_Problem description_.
From the records below, copy every line that contains the word "LICEUL".

— BEGIN —

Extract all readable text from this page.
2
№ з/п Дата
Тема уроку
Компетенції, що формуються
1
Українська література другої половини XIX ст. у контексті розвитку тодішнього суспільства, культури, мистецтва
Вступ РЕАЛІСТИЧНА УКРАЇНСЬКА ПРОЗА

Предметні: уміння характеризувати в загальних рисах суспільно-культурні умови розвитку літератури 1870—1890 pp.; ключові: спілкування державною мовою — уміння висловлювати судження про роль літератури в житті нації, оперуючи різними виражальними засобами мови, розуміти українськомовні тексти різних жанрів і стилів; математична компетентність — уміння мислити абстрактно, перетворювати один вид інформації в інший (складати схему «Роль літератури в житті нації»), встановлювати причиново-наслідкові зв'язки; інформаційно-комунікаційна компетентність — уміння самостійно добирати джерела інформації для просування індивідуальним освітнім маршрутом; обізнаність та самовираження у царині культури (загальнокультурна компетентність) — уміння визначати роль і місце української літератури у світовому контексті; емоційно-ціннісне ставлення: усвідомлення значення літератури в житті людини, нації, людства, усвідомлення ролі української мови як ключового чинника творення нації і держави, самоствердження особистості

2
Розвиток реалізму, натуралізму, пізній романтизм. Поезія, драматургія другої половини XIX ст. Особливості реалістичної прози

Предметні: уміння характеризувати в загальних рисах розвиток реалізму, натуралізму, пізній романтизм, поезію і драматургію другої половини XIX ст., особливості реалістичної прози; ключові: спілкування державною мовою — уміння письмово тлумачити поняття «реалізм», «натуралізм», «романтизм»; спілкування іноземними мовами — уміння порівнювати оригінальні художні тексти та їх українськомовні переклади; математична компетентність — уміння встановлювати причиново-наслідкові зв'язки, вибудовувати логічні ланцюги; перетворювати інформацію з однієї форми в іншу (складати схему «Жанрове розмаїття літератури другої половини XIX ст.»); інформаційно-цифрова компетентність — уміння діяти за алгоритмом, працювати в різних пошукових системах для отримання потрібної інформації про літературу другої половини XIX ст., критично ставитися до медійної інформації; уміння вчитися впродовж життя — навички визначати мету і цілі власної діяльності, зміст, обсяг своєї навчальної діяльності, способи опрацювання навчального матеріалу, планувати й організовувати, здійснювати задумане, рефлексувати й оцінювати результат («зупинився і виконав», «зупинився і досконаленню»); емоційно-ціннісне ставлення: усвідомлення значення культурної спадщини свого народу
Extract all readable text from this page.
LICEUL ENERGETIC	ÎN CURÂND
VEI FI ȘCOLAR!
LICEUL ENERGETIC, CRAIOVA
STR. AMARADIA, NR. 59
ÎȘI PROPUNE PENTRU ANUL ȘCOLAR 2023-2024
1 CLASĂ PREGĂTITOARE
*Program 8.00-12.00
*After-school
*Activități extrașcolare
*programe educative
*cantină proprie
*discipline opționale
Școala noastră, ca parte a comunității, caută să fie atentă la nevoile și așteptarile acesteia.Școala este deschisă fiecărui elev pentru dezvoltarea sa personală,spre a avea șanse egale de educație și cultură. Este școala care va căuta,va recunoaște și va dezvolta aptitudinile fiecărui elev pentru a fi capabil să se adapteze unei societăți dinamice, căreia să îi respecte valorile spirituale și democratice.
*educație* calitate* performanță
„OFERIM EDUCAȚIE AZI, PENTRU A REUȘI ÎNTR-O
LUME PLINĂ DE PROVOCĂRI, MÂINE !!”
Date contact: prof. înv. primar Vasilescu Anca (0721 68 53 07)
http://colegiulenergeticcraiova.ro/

— END —

_Solution to this task_.
LICEUL ENERGETIC	ÎN CURÂND
LICEUL ENERGETIC, CRAIOVA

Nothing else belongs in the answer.